Instructions to follow:
Collect each line of the entries that holds the string "Symptom".
= = = = =
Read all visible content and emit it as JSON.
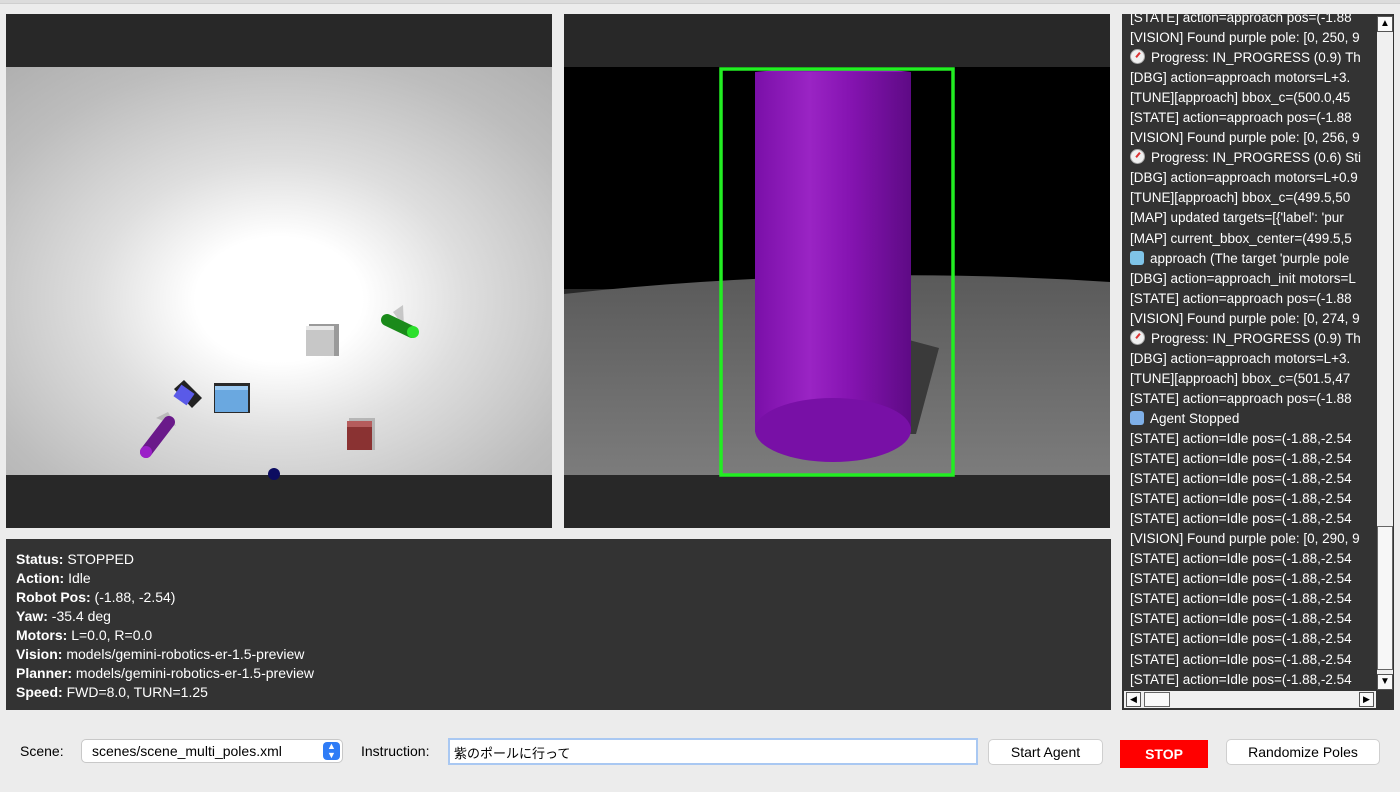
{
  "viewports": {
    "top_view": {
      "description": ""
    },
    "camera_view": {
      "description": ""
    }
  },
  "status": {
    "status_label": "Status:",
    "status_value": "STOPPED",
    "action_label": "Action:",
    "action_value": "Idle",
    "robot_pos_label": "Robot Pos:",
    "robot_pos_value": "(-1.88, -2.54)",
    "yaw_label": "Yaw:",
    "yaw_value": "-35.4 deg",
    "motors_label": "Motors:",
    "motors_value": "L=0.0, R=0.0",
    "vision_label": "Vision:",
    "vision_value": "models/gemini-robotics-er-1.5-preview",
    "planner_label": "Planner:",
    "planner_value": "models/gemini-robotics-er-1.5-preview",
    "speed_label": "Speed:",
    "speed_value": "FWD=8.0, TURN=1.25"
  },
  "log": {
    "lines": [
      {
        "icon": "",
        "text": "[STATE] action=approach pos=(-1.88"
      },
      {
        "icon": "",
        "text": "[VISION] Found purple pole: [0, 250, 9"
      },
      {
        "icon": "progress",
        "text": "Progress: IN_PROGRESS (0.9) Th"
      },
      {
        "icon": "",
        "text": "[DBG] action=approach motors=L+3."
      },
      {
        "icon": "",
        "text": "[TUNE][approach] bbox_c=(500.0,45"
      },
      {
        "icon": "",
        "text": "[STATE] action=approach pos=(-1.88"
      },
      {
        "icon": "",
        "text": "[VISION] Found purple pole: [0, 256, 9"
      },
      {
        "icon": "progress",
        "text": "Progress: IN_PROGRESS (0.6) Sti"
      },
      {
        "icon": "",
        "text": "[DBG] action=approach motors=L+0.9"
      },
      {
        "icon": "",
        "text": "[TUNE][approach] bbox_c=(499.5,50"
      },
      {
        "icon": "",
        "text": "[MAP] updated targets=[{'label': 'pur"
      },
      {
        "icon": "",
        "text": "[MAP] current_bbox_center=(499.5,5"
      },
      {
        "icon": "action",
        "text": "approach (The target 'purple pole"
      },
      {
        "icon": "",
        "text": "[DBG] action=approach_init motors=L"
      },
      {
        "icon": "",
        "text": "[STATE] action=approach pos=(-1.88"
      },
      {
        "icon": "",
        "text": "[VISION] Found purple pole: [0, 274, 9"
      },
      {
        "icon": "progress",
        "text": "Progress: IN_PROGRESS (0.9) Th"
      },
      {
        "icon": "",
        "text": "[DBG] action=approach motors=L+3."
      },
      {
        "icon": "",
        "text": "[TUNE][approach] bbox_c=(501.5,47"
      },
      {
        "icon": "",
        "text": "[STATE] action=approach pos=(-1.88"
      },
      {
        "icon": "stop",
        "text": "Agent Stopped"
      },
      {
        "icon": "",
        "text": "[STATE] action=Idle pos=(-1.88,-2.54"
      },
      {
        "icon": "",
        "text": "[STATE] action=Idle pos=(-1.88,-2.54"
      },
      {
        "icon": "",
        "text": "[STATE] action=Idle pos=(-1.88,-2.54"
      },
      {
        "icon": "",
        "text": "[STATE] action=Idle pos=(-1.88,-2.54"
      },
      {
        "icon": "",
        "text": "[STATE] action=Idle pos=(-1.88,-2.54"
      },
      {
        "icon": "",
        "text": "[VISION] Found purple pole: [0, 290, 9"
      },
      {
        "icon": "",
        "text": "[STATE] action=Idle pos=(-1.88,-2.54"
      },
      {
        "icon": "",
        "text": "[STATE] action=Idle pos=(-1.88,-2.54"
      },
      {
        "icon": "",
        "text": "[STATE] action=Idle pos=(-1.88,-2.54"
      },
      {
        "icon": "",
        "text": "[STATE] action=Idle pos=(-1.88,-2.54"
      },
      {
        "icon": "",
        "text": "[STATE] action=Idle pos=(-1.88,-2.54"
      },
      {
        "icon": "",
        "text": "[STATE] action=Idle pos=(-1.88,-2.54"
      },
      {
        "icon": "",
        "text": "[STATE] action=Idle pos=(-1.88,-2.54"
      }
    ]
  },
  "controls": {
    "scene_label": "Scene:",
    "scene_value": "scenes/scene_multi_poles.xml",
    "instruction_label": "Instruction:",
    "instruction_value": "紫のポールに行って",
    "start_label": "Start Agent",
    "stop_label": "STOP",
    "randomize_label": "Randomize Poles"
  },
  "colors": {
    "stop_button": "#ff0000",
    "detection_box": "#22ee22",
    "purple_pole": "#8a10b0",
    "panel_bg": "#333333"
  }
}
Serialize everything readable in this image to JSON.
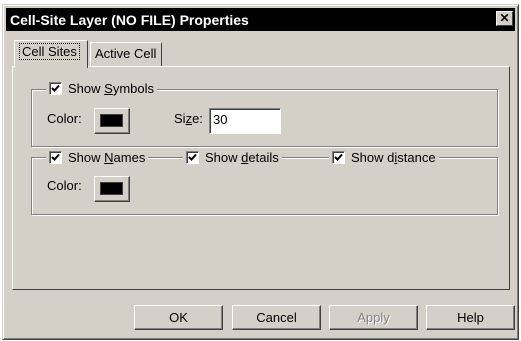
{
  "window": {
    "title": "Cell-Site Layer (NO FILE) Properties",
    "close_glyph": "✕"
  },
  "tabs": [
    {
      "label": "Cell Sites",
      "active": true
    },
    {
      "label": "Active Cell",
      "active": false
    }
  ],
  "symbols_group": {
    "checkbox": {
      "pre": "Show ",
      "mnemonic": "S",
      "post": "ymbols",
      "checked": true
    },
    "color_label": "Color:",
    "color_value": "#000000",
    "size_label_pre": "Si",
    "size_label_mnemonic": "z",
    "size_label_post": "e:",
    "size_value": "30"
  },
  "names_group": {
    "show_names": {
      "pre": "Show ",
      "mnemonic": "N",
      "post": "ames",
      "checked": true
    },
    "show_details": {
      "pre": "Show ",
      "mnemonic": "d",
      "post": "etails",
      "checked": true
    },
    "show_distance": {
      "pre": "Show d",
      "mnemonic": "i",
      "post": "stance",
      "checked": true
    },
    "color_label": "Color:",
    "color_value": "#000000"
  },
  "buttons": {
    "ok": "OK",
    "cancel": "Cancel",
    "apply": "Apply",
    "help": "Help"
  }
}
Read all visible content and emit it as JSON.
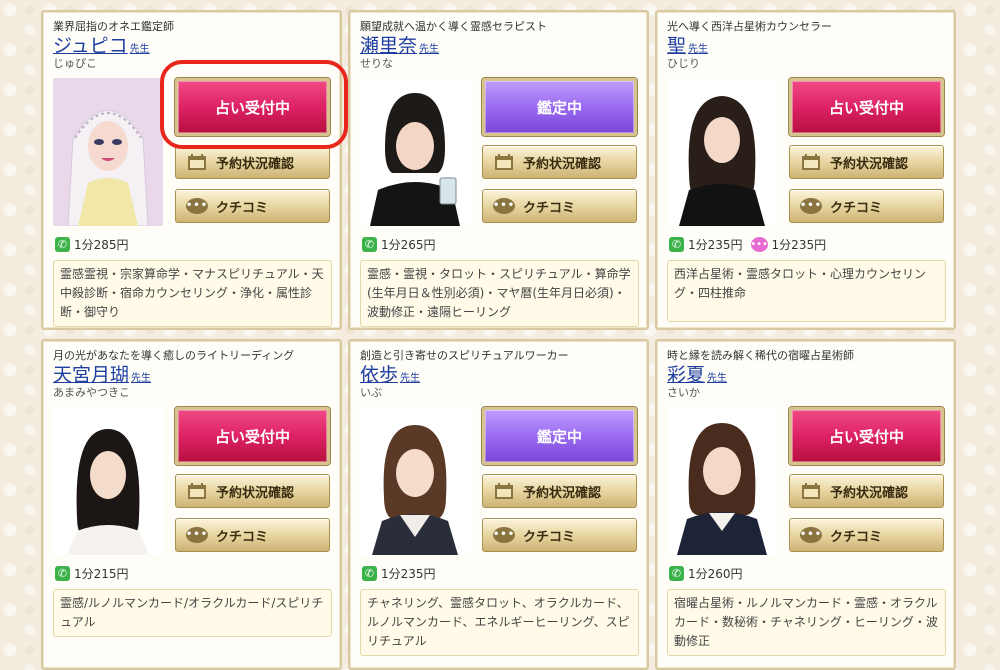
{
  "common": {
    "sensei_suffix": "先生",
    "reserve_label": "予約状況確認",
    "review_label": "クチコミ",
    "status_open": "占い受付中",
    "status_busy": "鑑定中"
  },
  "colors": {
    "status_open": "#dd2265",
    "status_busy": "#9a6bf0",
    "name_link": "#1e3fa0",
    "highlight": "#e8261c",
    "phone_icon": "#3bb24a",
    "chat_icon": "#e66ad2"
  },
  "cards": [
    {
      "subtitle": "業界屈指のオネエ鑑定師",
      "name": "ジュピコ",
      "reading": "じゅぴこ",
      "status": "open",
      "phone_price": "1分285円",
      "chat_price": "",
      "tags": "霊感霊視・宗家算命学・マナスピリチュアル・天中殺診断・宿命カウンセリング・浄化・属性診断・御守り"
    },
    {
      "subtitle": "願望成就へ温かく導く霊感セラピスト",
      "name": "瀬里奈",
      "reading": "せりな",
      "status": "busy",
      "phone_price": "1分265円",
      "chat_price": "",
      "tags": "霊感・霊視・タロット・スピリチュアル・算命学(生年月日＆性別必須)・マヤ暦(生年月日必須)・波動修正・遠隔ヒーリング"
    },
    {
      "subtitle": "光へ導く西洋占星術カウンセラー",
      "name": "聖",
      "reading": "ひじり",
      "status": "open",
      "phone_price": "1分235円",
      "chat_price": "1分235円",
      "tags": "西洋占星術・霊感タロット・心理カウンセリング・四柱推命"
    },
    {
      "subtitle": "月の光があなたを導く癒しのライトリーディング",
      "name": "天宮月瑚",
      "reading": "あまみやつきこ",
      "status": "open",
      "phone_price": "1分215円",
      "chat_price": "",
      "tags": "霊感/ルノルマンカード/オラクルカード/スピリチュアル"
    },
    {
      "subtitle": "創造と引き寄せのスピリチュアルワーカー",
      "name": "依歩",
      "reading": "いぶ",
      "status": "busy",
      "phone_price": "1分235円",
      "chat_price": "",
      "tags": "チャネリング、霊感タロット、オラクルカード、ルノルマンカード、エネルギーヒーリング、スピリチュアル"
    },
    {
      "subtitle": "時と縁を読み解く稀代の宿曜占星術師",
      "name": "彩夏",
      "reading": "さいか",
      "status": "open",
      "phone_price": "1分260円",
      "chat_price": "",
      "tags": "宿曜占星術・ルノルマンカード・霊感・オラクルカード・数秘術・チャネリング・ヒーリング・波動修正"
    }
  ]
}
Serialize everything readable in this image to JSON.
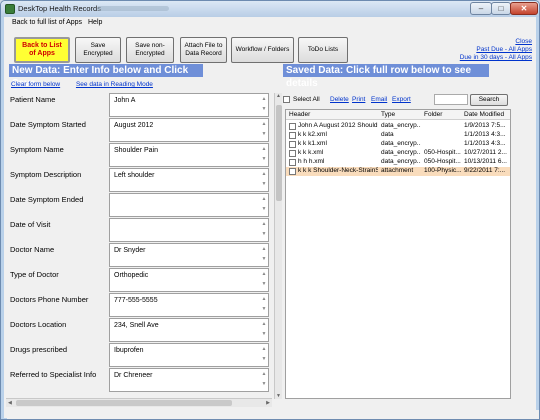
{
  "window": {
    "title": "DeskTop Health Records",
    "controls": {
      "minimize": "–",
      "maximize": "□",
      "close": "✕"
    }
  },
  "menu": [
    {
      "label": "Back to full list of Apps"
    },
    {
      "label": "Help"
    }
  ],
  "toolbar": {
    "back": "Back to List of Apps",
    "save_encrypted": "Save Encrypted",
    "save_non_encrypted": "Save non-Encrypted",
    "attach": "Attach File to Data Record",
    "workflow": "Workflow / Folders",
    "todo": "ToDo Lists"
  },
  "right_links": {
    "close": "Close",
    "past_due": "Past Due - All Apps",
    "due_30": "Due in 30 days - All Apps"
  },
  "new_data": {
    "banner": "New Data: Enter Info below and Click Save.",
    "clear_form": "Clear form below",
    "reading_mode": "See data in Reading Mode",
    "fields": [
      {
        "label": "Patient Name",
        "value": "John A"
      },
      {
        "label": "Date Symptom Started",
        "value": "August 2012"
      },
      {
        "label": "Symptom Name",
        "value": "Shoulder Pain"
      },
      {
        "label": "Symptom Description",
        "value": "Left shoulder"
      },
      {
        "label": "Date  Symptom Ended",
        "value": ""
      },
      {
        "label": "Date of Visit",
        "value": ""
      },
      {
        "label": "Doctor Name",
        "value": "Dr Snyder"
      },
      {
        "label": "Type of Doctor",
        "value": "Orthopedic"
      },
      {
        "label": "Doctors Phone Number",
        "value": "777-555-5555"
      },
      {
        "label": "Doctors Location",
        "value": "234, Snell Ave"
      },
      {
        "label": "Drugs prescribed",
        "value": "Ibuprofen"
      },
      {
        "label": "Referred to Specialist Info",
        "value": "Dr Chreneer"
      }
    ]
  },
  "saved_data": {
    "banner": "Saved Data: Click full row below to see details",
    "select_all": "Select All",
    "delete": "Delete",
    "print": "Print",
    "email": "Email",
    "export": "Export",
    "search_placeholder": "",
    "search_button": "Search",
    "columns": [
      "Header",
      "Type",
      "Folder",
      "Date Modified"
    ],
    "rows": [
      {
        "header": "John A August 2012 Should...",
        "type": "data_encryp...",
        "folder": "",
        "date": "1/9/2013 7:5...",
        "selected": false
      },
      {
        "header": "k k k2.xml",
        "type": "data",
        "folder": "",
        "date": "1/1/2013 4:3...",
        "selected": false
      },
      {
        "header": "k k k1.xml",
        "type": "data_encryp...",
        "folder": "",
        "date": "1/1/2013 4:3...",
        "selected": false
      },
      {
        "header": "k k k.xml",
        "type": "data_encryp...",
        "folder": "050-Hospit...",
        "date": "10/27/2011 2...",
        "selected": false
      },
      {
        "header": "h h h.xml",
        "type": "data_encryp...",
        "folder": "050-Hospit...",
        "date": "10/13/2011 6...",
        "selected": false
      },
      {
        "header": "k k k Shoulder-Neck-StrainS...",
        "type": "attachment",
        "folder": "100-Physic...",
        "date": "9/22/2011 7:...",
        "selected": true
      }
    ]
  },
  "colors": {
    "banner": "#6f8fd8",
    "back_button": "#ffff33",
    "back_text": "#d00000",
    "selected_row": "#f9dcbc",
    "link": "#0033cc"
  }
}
= = = = =
Worked solution:
        "label": "Date Symptom Started",
        "label": "Symptom Name",
        "label": "Symptom Description",
        "label": "Date  Symptom Ended",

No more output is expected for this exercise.